» WHAT IS BEING ASKED: Only a number is wanted: how many lines of the entries include the string "triangle"?

________________________

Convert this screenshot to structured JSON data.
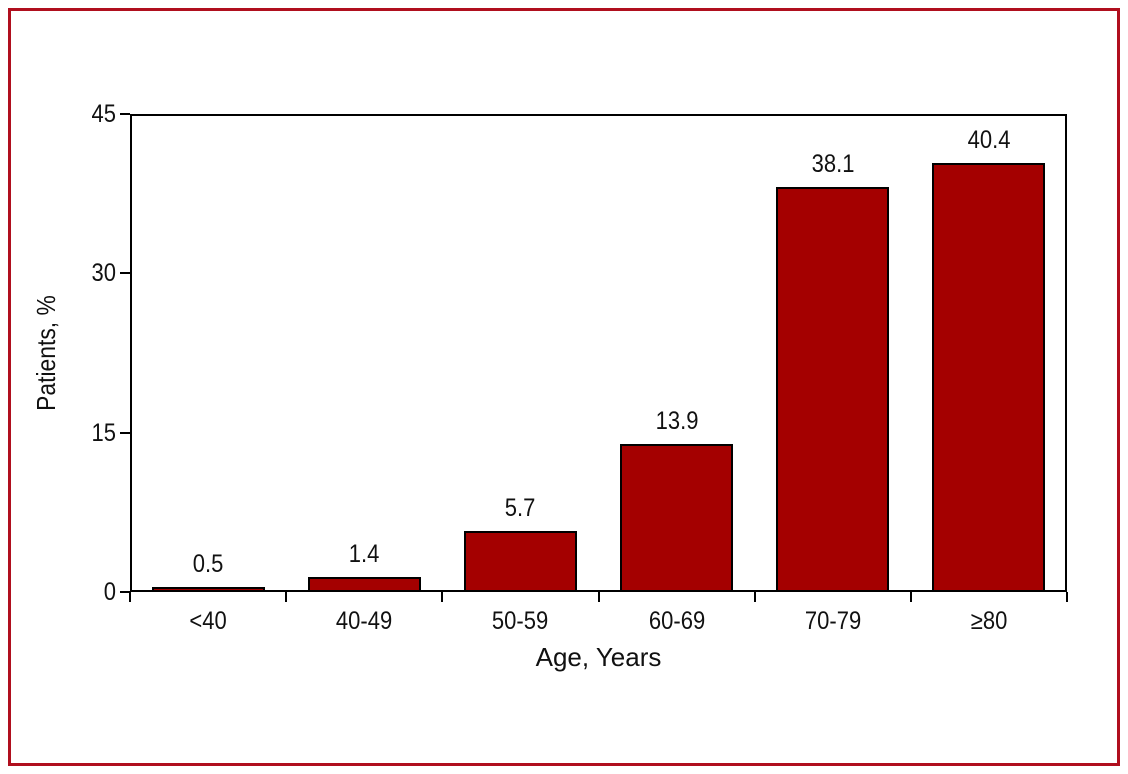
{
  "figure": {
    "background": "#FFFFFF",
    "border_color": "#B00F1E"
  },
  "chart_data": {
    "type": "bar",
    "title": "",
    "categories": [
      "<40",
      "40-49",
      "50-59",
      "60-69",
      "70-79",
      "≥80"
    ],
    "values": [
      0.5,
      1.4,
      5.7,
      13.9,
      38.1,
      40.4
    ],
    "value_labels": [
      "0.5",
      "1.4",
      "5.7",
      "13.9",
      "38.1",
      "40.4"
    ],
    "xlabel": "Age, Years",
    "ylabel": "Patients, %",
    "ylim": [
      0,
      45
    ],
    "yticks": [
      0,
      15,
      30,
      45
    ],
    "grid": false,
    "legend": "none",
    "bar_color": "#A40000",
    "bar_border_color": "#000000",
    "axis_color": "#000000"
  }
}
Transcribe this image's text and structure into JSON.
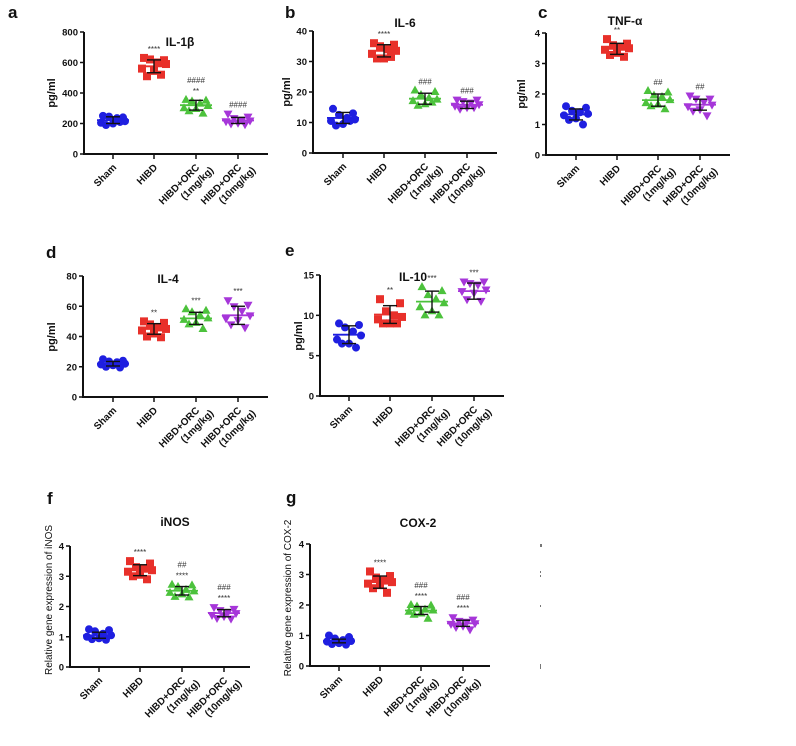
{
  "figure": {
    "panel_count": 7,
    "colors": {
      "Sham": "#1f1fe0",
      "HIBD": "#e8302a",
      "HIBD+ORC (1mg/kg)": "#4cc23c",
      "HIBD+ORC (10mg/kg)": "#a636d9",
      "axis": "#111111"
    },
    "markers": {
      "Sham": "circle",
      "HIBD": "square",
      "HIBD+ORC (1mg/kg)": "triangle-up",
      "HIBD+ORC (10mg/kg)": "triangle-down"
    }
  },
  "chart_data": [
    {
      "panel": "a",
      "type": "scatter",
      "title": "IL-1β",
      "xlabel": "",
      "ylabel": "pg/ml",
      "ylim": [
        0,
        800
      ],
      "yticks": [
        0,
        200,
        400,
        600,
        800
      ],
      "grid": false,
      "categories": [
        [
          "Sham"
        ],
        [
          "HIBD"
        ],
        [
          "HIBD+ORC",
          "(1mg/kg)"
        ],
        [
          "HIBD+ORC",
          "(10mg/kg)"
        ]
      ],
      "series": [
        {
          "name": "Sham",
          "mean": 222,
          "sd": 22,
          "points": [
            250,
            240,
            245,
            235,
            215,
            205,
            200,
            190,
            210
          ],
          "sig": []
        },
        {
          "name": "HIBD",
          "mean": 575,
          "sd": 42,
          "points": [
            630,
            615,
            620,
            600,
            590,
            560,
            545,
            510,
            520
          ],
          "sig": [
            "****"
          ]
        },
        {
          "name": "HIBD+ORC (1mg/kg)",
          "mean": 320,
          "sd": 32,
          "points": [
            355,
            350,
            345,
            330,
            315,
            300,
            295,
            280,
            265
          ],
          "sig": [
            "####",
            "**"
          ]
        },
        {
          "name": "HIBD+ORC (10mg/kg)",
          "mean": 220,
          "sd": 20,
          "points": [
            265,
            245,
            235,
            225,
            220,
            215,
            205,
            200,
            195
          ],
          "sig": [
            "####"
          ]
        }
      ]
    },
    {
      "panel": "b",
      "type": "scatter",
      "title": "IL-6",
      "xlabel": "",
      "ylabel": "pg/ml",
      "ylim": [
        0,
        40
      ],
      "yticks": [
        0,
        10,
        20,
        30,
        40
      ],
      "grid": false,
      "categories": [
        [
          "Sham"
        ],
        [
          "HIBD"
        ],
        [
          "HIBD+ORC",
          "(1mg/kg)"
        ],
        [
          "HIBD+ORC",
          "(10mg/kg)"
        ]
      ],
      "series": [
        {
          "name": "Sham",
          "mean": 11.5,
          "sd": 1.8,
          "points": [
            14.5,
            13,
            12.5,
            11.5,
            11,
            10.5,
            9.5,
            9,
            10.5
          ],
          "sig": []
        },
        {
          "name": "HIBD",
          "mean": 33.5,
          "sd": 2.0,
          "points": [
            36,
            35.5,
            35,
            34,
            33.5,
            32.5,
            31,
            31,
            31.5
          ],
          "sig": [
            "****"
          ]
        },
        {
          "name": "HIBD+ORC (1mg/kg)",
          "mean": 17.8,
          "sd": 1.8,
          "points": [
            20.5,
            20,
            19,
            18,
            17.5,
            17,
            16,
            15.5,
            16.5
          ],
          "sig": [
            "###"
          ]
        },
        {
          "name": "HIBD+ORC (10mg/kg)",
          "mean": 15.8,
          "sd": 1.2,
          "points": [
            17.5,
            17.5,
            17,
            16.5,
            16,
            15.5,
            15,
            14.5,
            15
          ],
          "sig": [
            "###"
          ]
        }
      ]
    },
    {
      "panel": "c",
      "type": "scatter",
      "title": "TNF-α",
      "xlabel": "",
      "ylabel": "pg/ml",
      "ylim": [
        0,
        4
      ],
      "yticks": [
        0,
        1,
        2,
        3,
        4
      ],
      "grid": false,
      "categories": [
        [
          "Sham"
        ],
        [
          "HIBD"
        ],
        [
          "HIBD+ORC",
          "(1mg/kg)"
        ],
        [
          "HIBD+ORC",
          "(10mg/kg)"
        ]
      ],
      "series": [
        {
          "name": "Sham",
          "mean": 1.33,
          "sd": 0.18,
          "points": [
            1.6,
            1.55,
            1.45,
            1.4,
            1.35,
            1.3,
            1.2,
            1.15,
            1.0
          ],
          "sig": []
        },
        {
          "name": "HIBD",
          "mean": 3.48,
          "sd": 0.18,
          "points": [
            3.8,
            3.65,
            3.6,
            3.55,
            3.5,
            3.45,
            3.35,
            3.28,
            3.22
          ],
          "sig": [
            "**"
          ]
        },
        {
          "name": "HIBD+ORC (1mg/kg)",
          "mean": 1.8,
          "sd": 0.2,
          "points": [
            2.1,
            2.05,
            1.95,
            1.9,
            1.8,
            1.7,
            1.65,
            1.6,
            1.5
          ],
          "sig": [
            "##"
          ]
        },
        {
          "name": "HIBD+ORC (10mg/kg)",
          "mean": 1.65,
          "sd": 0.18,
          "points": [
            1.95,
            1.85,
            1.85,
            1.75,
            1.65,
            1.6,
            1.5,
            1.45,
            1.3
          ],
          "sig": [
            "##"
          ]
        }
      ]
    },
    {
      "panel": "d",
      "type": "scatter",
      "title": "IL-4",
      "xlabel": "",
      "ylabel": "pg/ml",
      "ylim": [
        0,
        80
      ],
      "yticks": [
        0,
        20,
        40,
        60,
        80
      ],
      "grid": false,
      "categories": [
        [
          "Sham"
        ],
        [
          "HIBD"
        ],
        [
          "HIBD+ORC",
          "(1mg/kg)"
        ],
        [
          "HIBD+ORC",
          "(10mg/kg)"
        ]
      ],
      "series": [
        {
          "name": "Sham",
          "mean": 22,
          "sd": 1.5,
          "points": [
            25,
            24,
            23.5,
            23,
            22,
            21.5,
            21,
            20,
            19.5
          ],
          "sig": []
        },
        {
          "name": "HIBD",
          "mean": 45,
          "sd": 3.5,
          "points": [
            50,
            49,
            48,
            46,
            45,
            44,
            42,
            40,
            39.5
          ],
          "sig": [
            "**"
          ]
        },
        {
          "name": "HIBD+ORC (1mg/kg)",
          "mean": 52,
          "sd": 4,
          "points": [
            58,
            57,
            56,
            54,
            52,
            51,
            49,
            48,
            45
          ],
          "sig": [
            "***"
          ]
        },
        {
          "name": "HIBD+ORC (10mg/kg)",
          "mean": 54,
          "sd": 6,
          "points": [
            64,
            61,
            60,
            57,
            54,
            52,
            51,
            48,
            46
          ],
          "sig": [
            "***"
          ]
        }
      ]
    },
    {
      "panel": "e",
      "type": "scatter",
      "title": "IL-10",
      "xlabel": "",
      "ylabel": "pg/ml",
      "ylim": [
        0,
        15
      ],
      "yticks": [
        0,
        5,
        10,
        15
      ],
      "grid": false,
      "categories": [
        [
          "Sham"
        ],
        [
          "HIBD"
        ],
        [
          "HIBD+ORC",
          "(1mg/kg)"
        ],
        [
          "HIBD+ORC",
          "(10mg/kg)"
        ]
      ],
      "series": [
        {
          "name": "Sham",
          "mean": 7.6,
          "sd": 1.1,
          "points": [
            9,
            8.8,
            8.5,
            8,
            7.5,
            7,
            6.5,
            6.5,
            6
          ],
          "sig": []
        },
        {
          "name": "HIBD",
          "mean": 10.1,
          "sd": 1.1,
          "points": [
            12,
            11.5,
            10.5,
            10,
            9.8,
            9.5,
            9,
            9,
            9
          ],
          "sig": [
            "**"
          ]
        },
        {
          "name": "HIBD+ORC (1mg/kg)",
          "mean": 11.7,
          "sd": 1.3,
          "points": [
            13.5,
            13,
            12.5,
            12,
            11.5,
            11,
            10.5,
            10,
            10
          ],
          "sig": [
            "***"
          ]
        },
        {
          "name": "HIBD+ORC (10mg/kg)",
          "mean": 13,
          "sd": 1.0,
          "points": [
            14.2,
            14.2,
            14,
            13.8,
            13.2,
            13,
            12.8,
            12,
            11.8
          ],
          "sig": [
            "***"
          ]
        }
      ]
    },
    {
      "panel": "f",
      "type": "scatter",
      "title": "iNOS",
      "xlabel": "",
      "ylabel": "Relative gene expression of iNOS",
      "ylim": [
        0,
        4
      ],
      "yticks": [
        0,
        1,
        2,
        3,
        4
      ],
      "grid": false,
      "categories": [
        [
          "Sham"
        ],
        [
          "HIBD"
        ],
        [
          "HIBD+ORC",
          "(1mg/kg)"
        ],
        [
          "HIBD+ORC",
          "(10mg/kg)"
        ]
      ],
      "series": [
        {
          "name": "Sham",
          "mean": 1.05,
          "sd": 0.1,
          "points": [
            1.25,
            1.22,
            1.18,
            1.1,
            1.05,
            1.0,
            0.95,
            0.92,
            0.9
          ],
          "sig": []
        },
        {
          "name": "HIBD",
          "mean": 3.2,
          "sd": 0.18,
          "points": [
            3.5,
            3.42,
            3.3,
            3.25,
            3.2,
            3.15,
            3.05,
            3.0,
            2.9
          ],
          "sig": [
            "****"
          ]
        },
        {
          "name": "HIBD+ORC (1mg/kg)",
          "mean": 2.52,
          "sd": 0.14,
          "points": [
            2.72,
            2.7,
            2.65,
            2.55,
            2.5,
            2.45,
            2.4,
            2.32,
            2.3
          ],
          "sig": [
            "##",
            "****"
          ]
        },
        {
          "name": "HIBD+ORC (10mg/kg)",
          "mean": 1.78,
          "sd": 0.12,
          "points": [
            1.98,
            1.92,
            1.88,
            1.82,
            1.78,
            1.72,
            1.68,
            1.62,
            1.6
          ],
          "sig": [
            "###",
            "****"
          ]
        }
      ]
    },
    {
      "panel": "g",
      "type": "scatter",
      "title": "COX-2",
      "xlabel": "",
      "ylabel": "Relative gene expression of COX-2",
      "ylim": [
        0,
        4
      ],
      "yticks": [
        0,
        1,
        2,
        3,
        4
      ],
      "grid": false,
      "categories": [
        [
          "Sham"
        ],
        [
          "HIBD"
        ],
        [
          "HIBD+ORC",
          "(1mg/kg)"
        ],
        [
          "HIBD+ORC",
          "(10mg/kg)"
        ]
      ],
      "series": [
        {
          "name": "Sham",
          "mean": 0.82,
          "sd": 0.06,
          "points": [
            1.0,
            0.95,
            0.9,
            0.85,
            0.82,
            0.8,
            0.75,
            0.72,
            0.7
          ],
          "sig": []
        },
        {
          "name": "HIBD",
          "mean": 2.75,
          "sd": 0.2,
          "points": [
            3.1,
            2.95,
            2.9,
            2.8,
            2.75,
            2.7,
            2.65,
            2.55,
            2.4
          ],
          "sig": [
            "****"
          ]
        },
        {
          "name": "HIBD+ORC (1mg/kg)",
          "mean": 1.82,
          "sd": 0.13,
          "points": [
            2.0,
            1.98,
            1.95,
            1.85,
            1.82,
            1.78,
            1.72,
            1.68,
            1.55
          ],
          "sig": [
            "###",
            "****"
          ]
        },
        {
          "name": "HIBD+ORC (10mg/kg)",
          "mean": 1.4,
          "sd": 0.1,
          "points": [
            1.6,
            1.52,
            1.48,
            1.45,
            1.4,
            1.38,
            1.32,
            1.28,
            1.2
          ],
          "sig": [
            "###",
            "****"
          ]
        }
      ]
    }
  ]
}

________________________

» RESULT OF THE EXERCISE: 2